Task requirements ▸ Below are some records. Copy every line in them that holds "labels".

Supplied records ▸
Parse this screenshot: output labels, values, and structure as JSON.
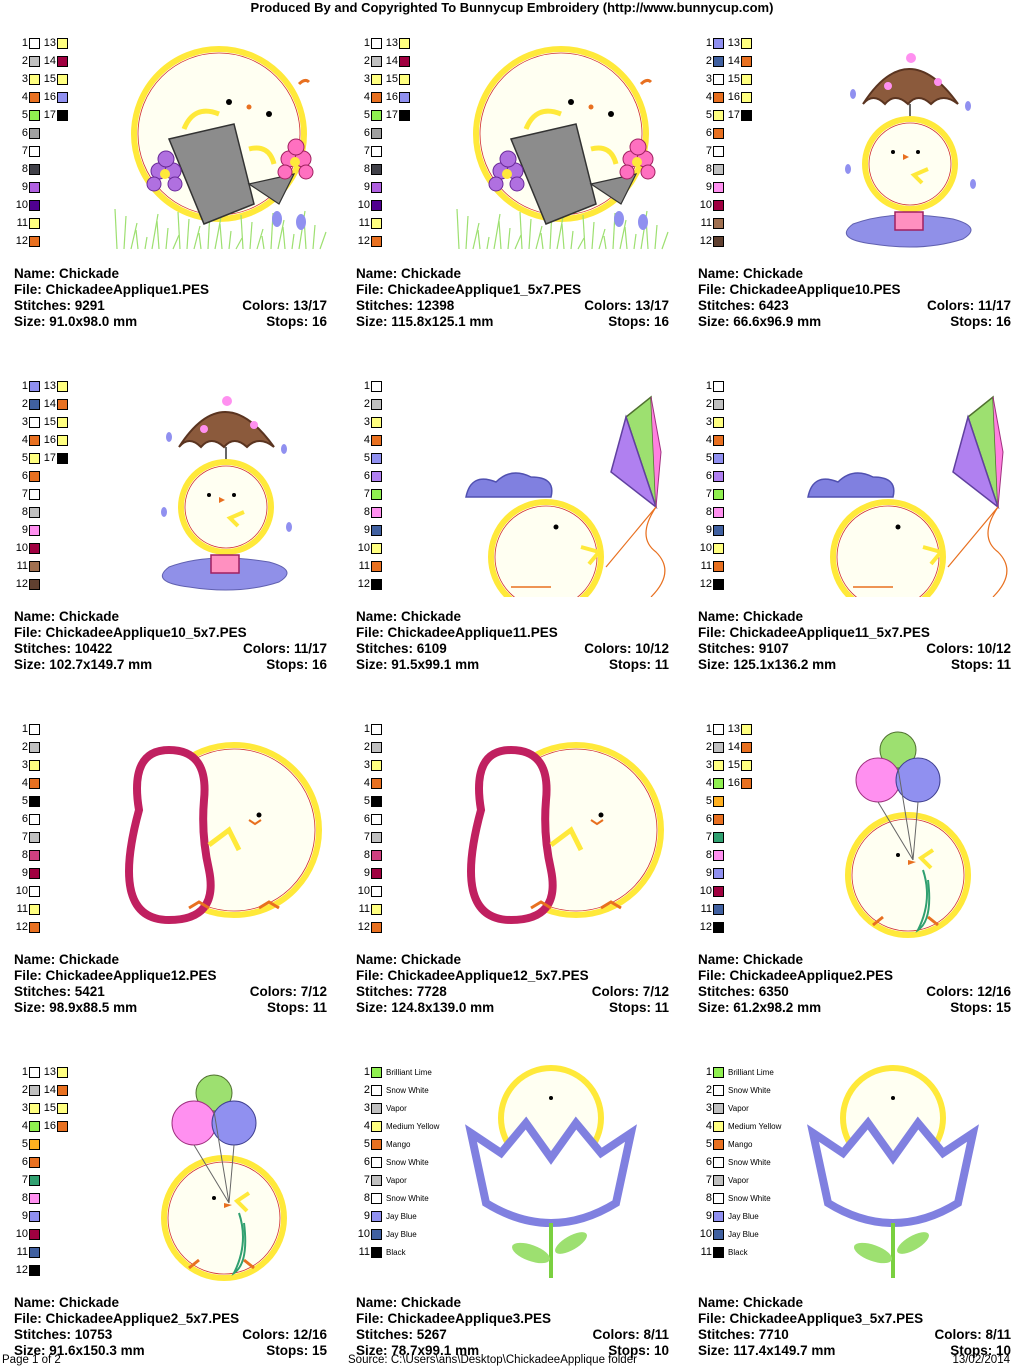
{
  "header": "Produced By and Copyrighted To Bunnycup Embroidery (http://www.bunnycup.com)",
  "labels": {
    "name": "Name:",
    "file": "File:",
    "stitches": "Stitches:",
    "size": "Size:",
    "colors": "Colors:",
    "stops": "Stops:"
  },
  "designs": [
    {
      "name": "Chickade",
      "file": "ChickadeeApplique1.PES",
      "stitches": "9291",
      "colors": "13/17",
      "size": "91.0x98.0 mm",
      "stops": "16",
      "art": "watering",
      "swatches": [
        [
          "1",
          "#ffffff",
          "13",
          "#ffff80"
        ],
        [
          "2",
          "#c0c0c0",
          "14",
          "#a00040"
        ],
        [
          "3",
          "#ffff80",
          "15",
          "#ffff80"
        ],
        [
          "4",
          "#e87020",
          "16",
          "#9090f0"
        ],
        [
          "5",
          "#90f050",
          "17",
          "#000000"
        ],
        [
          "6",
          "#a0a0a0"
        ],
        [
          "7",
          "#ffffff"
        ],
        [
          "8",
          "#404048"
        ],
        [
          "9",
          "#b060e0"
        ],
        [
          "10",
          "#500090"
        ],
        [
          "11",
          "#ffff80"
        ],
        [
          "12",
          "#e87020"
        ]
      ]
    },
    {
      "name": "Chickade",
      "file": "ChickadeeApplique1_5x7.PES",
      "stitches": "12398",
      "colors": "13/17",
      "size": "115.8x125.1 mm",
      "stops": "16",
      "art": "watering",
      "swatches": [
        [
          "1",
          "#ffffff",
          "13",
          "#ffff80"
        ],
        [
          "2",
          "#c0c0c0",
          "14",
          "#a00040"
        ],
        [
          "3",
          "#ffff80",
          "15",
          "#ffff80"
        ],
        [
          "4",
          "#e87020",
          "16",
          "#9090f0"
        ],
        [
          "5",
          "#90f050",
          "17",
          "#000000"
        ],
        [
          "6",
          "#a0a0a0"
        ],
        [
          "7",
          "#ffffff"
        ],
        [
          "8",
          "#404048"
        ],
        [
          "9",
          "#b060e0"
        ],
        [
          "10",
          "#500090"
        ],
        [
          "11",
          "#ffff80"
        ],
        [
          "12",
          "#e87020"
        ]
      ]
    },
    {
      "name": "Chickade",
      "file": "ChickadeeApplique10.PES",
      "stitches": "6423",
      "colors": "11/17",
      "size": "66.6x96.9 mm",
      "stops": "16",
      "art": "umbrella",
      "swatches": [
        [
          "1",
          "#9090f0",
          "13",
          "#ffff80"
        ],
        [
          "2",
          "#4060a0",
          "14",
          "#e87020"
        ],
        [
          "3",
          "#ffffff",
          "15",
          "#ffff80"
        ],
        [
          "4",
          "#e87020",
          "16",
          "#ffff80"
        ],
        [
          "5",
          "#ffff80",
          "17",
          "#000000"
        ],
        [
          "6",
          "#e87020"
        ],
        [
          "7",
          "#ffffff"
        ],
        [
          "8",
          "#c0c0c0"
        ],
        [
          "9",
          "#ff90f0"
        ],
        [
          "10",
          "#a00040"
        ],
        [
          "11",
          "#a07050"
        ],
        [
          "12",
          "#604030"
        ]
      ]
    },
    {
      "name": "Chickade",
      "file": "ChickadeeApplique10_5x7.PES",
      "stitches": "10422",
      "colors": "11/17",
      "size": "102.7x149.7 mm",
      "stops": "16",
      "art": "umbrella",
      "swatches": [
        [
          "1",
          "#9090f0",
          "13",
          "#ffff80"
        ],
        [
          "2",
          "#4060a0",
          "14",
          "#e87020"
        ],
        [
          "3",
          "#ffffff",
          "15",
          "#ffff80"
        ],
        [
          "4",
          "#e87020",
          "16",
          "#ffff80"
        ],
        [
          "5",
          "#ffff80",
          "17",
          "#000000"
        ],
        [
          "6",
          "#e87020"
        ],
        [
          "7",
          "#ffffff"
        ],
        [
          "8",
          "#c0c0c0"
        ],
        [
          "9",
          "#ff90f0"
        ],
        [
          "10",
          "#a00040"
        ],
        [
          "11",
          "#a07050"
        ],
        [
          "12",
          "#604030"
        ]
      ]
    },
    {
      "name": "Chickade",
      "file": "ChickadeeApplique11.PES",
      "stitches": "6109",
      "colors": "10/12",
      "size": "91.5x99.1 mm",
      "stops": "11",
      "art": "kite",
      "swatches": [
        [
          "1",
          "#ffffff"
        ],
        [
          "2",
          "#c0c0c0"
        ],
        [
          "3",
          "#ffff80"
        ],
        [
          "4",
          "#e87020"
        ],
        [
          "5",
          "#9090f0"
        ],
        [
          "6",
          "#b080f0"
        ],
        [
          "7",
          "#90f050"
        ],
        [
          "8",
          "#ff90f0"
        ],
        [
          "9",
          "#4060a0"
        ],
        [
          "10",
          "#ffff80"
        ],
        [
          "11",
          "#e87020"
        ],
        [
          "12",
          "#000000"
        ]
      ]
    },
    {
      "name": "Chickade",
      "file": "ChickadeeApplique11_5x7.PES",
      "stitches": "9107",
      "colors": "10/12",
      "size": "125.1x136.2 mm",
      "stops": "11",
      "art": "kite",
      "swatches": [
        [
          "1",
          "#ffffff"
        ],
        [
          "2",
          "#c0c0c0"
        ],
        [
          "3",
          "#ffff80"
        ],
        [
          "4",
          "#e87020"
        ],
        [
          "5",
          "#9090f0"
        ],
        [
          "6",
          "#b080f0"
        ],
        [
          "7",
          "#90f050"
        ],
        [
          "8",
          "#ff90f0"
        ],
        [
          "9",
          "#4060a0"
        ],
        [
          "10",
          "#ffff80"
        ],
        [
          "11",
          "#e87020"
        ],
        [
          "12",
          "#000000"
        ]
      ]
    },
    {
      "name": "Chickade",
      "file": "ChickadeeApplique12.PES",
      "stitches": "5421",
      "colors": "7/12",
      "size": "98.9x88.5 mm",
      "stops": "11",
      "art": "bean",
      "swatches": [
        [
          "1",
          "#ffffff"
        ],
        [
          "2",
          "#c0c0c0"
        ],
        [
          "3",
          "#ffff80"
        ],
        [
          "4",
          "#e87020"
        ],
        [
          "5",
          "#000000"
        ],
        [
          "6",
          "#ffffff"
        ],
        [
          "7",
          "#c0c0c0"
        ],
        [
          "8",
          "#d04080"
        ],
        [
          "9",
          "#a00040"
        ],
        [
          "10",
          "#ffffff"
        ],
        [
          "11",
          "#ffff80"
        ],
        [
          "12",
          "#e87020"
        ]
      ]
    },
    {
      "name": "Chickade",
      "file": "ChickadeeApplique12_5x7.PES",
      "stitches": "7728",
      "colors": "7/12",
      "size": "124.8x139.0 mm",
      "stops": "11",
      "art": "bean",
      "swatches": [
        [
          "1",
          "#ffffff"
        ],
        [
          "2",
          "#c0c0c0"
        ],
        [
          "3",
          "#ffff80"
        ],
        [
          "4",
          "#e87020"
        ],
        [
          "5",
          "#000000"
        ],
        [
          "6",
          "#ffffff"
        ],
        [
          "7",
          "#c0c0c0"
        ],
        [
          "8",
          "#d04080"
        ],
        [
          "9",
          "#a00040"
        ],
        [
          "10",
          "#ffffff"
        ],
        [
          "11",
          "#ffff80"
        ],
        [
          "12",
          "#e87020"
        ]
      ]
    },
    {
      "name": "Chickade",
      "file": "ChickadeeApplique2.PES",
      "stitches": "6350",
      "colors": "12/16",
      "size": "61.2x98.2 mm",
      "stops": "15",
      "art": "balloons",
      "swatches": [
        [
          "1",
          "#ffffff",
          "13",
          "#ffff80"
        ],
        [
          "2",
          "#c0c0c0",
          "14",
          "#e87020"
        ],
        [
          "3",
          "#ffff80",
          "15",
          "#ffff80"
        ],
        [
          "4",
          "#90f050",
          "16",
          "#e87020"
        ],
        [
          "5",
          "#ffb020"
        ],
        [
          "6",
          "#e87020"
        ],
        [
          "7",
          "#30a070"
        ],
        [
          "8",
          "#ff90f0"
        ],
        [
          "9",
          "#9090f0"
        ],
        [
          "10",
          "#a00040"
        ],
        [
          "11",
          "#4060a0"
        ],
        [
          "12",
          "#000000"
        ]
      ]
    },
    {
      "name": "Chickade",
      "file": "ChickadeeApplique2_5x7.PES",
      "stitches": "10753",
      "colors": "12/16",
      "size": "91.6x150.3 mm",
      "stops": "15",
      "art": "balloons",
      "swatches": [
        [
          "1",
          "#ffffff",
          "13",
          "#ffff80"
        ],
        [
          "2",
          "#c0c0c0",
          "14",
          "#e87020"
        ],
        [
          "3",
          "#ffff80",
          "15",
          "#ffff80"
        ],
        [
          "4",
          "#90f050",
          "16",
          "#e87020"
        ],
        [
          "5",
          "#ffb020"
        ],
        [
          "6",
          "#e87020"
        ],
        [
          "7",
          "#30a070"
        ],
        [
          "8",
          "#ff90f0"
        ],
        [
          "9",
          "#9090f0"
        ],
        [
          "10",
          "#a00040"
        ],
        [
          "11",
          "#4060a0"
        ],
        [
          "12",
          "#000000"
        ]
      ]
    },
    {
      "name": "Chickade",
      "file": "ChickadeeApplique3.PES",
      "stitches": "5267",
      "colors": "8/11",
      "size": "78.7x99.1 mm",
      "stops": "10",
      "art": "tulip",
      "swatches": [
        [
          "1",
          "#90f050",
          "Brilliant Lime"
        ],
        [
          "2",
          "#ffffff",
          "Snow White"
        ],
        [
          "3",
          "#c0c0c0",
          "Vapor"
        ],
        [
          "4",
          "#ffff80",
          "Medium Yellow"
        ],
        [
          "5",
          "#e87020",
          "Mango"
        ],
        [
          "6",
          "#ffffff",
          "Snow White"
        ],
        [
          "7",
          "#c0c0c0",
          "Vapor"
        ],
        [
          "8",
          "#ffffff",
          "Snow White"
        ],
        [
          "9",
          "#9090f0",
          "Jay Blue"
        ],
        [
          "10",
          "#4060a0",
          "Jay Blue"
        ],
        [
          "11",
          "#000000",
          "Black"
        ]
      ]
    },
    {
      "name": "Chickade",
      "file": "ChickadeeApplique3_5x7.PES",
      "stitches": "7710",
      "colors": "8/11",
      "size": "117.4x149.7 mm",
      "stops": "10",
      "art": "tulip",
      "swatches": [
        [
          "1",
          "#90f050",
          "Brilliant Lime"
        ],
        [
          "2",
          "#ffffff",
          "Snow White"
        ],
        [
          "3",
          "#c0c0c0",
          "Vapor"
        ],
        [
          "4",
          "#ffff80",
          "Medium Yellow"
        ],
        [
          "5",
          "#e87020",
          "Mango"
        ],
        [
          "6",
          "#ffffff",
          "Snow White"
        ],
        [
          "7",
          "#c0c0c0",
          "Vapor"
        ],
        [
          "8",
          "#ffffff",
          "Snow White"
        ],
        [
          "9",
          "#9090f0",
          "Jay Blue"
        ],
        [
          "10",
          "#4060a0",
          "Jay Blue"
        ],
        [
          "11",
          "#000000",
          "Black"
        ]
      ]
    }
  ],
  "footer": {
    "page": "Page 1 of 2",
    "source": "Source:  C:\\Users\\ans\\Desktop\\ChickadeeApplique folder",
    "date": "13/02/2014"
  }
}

Complete response ▸
Parse this screenshot: output labels, values, and structure as JSON.
  "labels": {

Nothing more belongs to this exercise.